What this task involves: Reproduce the records exactly.
-=-=-
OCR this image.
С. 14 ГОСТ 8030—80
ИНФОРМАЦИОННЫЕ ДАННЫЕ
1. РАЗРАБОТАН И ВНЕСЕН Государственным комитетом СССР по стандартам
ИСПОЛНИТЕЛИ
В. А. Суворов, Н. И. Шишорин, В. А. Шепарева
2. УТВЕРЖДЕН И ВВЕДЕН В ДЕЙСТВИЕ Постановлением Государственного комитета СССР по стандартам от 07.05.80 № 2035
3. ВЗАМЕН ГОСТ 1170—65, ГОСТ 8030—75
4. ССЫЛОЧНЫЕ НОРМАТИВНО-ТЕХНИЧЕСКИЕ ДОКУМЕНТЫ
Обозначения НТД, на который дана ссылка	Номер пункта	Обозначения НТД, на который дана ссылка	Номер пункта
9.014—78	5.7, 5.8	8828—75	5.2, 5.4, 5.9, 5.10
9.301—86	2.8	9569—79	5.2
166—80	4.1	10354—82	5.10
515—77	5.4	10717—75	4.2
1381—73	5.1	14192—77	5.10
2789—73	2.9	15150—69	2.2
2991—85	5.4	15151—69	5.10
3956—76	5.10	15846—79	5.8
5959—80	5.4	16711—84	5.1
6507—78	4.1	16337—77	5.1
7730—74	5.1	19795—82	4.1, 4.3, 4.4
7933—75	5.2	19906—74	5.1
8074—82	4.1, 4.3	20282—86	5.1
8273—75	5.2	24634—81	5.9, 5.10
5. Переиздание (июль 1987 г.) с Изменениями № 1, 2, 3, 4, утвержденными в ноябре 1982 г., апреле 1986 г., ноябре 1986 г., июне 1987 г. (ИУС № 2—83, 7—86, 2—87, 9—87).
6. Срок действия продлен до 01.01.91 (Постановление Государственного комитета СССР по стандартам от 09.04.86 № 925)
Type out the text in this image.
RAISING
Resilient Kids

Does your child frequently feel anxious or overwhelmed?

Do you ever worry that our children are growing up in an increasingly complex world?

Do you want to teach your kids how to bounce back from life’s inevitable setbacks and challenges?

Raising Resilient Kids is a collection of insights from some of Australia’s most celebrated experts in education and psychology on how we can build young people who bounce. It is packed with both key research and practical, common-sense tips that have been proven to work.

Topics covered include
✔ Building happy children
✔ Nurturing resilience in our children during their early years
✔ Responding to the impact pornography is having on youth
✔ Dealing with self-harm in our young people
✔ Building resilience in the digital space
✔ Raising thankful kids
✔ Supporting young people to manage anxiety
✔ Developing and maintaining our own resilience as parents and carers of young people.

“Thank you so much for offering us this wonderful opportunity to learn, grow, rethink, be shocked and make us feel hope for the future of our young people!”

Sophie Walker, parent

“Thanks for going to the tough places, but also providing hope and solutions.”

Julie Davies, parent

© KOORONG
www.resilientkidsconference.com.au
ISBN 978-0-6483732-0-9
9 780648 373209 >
-=-=-
Final answer:
OCR this image.
С. 14 ГОСТ 8030—80
ИНФОРМАЦИОННЫЕ ДАННЫЕ
1. РАЗРАБОТАН И ВНЕСЕН Государственным комитетом СССР по стандартам
ИСПОЛНИТЕЛИ
В. А. Суворов, Н. И. Шишорин, В. А. Шепарева
2. УТВЕРЖДЕН И ВВЕДЕН В ДЕЙСТВИЕ Постановлением Государственного комитета СССР по стандартам от 07.05.80 № 2035
3. ВЗАМЕН ГОСТ 1170—65, ГОСТ 8030—75
4. ССЫЛОЧНЫЕ НОРМАТИВНО-ТЕХНИЧЕСКИЕ ДОКУМЕНТЫ
Обозначения НТД, на который дана ссылка	Номер пункта	Обозначения НТД, на который дана ссылка	Номер пункта
9.014—78	5.7, 5.8	8828—75	5.2, 5.4, 5.9, 5.10
9.301—86	2.8	9569—79	5.2
166—80	4.1	10354—82	5.10
515—77	5.4	10717—75	4.2
1381—73	5.1	14192—77	5.10
2789—73	2.9	15150—69	2.2
2991—85	5.4	15151—69	5.10
3956—76	5.10	15846—79	5.8
5959—80	5.4	16711—84	5.1
6507—78	4.1	16337—77	5.1
7730—74	5.1	19795—82	4.1, 4.3, 4.4
7933—75	5.2	19906—74	5.1
8074—82	4.1, 4.3	20282—86	5.1
8273—75	5.2	24634—81	5.9, 5.10
5. Переиздание (июль 1987 г.) с Изменениями № 1, 2, 3, 4, утвержденными в ноябре 1982 г., апреле 1986 г., ноябре 1986 г., июне 1987 г. (ИУС № 2—83, 7—86, 2—87, 9—87).
6. Срок действия продлен до 01.01.91 (Постановление Государственного комитета СССР по стандартам от 09.04.86 № 925)
Type out the text in this image.
RAISING
Resilient Kids

Does your child frequently feel anxious or overwhelmed?

Do you ever worry that our children are growing up in an increasingly complex world?

Do you want to teach your kids how to bounce back from life’s inevitable setbacks and challenges?

Raising Resilient Kids is a collection of insights from some of Australia’s most celebrated experts in education and psychology on how we can build young people who bounce. It is packed with both key research and practical, common-sense tips that have been proven to work.

Topics covered include
✔ Building happy children
✔ Nurturing resilience in our children during their early years
✔ Responding to the impact pornography is having on youth
✔ Dealing with self-harm in our young people
✔ Building resilience in the digital space
✔ Raising thankful kids
✔ Supporting young people to manage anxiety
✔ Developing and maintaining our own resilience as parents and carers of young people.

“Thank you so much for offering us this wonderful opportunity to learn, grow, rethink, be shocked and make us feel hope for the future of our young people!”

Sophie Walker, parent

“Thanks for going to the tough places, but also providing hope and solutions.”

Julie Davies, parent

© KOORONG
www.resilientkidsconference.com.au
ISBN 978-0-6483732-0-9
9 780648 373209 >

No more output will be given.